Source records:
==*==
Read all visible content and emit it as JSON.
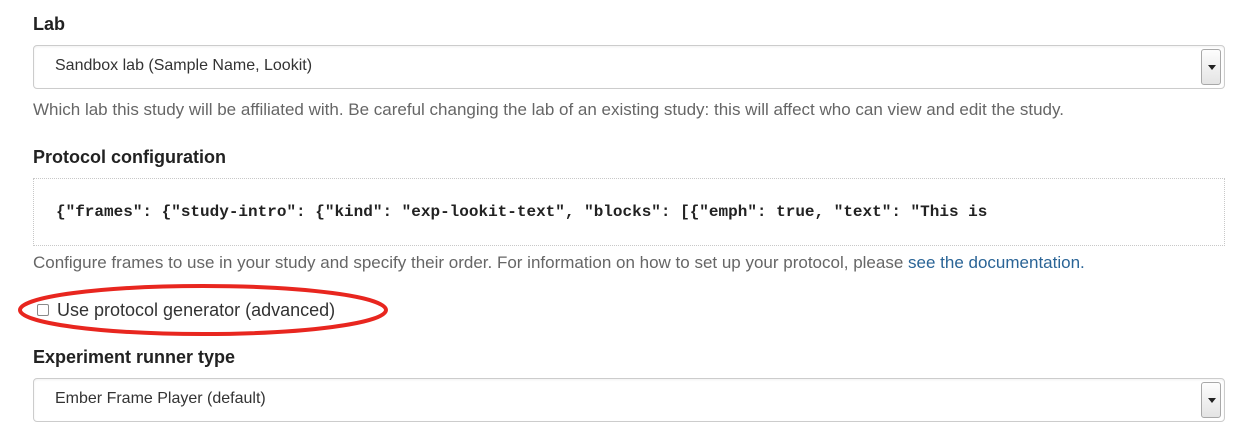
{
  "lab": {
    "label": "Lab",
    "selected": "Sandbox lab (Sample Name, Lookit)",
    "help": "Which lab this study will be affiliated with. Be careful changing the lab of an existing study: this will affect who can view and edit the study."
  },
  "protocol": {
    "label": "Protocol configuration",
    "value": "{\"frames\": {\"study-intro\": {\"kind\": \"exp-lookit-text\", \"blocks\": [{\"emph\": true, \"text\": \"This is",
    "help_prefix": "Configure frames to use in your study and specify their order. For information on how to set up your protocol, please ",
    "help_link": "see the documentation."
  },
  "generator": {
    "label": "Use protocol generator (advanced)",
    "checked": false
  },
  "runner": {
    "label": "Experiment runner type",
    "selected": "Ember Frame Player (default)"
  },
  "colors": {
    "link": "#2a6496",
    "highlight_ellipse": "#e8261f"
  }
}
==*==
WHAT THE TASK REQUIRES: Of the lines in the listing above, how many hold the string "study"? Reply with the number only.

SOLUTION: 3